Given text:
** start **

When programming in NEON assembly, registers have to be allocated by users. It must be known clearly which registers are occupied. One of benefits of programming in intrinsics is that users only need to define variables. The compiler will allocate registers automatically. This is an advantage, but it might be a weakness in some cases. Practice has proved that using too many NEON registers simultaneously in the intrinsics programming will bring gcc compiler register allocation issue. When this issue happens, many data are pushed into the stack, which will greatly affect performance of the program. Therefore, users should pay attention to this issue when intrinsics programming. When there is performance exception (such as the performance of C is better than it of NEON), you need to check the disassembly to see if there is register allocation issue firstly. For ARMv8-A AArch64, there are more registers (32 128-bit NEON registers). The impact of this issue is significantly reduced.

3.2 Performance and compiler

On one platform, the performance of NEON assembly is only decided by implementation, and has nothing to do with the compiler. The benefit is that you can predict and control the performance of program when you hand-tune the codes, but there isn’t surprise.

Conversely, the performance of NEON intrinsics is greatly dependent on the compiler used. Different compilers may bring very different performance. In general, the older the compiler, the worse the performance. When compatibility with older compilers is needed, it must be considered carefully whether the intrinsics will fit the need. In addition, when fine-tuning the code, it’s hard for user to predict the change of performance with the intervention of the compiler. But there may be surprise. Sometimes the intrinsics might bring better performance than assembly. This is very rare, but does occur.

** end **

Data entries:
** start **

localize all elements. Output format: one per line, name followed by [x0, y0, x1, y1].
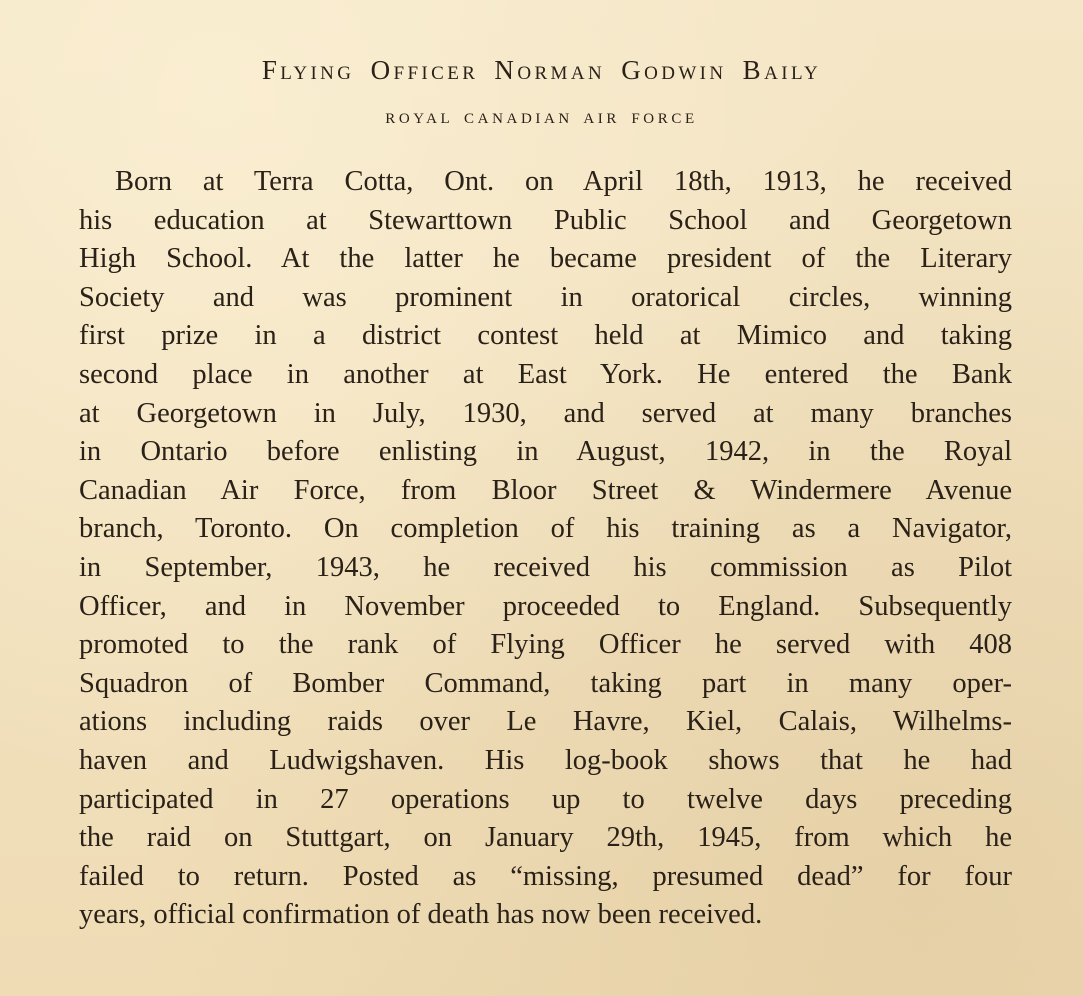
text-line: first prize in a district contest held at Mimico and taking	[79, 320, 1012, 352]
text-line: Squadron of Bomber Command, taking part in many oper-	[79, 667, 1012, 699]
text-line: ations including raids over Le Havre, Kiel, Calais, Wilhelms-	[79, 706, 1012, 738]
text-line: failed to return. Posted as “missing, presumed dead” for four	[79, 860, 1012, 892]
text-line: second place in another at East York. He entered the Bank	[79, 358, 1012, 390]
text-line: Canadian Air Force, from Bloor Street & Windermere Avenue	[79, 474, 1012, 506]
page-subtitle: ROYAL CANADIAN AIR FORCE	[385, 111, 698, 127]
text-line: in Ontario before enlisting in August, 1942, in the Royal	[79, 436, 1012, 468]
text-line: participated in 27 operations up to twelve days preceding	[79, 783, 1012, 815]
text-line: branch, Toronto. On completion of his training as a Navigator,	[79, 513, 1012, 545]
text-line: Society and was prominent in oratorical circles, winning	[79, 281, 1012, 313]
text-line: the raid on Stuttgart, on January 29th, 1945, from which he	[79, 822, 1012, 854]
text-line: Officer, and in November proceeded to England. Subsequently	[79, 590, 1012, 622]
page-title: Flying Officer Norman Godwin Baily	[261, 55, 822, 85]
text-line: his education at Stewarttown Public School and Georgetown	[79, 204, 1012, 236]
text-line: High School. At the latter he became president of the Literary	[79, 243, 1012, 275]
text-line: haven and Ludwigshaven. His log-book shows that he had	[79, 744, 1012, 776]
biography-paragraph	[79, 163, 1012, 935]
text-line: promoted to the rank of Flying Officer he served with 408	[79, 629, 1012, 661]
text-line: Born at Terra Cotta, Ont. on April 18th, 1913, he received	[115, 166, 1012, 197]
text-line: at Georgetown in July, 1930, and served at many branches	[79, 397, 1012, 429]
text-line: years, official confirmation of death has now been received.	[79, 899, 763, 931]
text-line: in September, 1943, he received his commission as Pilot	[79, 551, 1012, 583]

** end **

Given instruction 1:
In the NEON text, what should be checked first when the C version performs better than the NEON version?
Given instruction 2:
Continue the NEON text from the point where it stops.
The data are separate from the NEON text.

Output 1:
The disassembly should be checked first to see whether there is a register allocation issue.

Output 2:
Compiler will have an impact on the process of NEON optimization. The following figure describes the general process of NEON implementation and optimization.

   process of NEON implementation and optimization.

NEON assembly and intrinsics have the same process of implementation, coding - debugging – performance test. But they have different process of optimization step.The methods of assembly fine-tuning are:

  • Change implementations, such as changing the instructions, adjusting the parallelism.
  • Adjust the instruction sequence to reduce data dependency.
  • Try the skills described in section 2.

When fine-tuning assembly, a sophisticated way is that:

  • Know the number of used instructions exactly
  • Get the execution cycles of program by using the PMU (Performance Monitoring Unit).
  • Adjust the sequence of instructions based on the timing of used instructions. And try to minimize the instruction delay as possible as you can

The disadvantage of this approach is that the changes are specific to one micro-architecture. When the platform is switched, performance improvement achieved might be lost. This is also very time-consuming to do for often comparatively small gains.Fine-tuning of NEON intrinsics is more difficult.

  • Try the methods used in NEON assembly optimization.
  • Look at the generated assembly and check the data dependencies and register usage.
  • Check whether the performance meets the expectation. If yes, the work of optimization is done. Then the performance with other compilers needs to be verified again.

When porting the assembly code of ARMv7-A with intrinsics for ARMv7-A/v8-A compatibility, performance of assembly can be used as a reference of performance. So it is easy to check whether the work is done.  However, when intrinsics are used to optimize ARMv8-A code, there is not a performance reference. It is difficult to determine whether the performance is optimal. Based on the experience on ARMv7-A, there might be a doubt whether the assembly has the better performance. I think the impact of this issue will become smaller and smaller with the maturity of the ARMv8-A environment.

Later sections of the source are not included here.